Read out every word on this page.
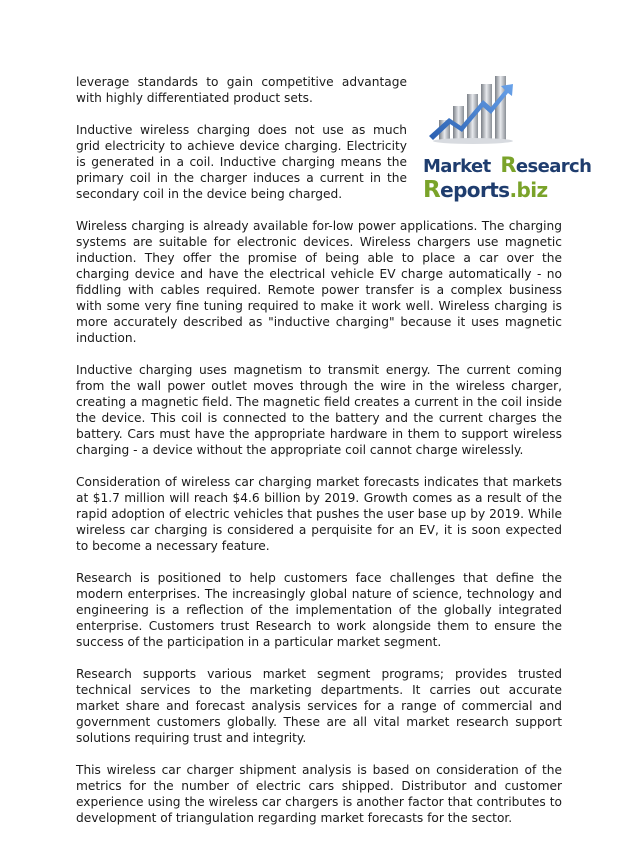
Market Research
Reports.biz

leverage standards to gain competitive advantage with highly differentiated product sets.

Inductive wireless charging does not use as much grid electricity to achieve device charging. Electricity is generated in a coil. Inductive charging means the primary coil in the charger induces a current in the secondary coil in the device being charged.

Wireless charging is already available for-low power applications. The charging systems are suitable for electronic devices. Wireless chargers use magnetic induction. They offer the promise of being able to place a car over the charging device and have the electrical vehicle EV charge automatically - no fiddling with cables required. Remote power transfer is a complex business with some very fine tuning required to make it work well. Wireless charging is more accurately described as "inductive charging" because it uses magnetic induction.

Inductive charging uses magnetism to transmit energy. The current coming from the wall power outlet moves through the wire in the wireless charger, creating a magnetic field. The magnetic field creates a current in the coil inside the device. This coil is connected to the battery and the current charges the battery. Cars must have the appropriate hardware in them to support wireless charging - a device without the appropriate coil cannot charge wirelessly.

Consideration of wireless car charging market forecasts indicates that markets at $1.7 million will reach $4.6 billion by 2019. Growth comes as a result of the rapid adoption of electric vehicles that pushes the user base up by 2019. While wireless car charging is considered a perquisite for an EV, it is soon expected to become a necessary feature.

Research is positioned to help customers face challenges that define the modern enterprises. The increasingly global nature of science, technology and engineering is a reflection of the implementation of the globally integrated enterprise. Customers trust Research to work alongside them to ensure the success of the participation in a particular market segment.

Research supports various market segment programs; provides trusted technical services to the marketing departments. It carries out accurate market share and forecast analysis services for a range of commercial and government customers globally. These are all vital market research support solutions requiring trust and integrity.

This wireless car charger shipment analysis is based on consideration of the metrics for the number of electric cars shipped. Distributor and customer experience using the wireless car chargers is another factor that contributes to development of triangulation regarding market forecasts for the sector.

§ **What to do**
Transcribe the entries above verbatim, omitting their pictures.

§ **Full solution**
Read out every word on this page.
Market Research
Reports.biz

leverage standards to gain competitive advantage with highly differentiated product sets.

Inductive wireless charging does not use as much grid electricity to achieve device charging. Electricity is generated in a coil. Inductive charging means the primary coil in the charger induces a current in the secondary coil in the device being charged.

Wireless charging is already available for-low power applications. The charging systems are suitable for electronic devices. Wireless chargers use magnetic induction. They offer the promise of being able to place a car over the charging device and have the electrical vehicle EV charge automatically - no fiddling with cables required. Remote power transfer is a complex business with some very fine tuning required to make it work well. Wireless charging is more accurately described as "inductive charging" because it uses magnetic induction.

Inductive charging uses magnetism to transmit energy. The current coming from the wall power outlet moves through the wire in the wireless charger, creating a magnetic field. The magnetic field creates a current in the coil inside the device. This coil is connected to the battery and the current charges the battery. Cars must have the appropriate hardware in them to support wireless charging - a device without the appropriate coil cannot charge wirelessly.

Consideration of wireless car charging market forecasts indicates that markets at $1.7 million will reach $4.6 billion by 2019. Growth comes as a result of the rapid adoption of electric vehicles that pushes the user base up by 2019. While wireless car charging is considered a perquisite for an EV, it is soon expected to become a necessary feature.

Research is positioned to help customers face challenges that define the modern enterprises. The increasingly global nature of science, technology and engineering is a reflection of the implementation of the globally integrated enterprise. Customers trust Research to work alongside them to ensure the success of the participation in a particular market segment.

Research supports various market segment programs; provides trusted technical services to the marketing departments. It carries out accurate market share and forecast analysis services for a range of commercial and government customers globally. These are all vital market research support solutions requiring trust and integrity.

This wireless car charger shipment analysis is based on consideration of the metrics for the number of electric cars shipped. Distributor and customer experience using the wireless car chargers is another factor that contributes to development of triangulation regarding market forecasts for the sector.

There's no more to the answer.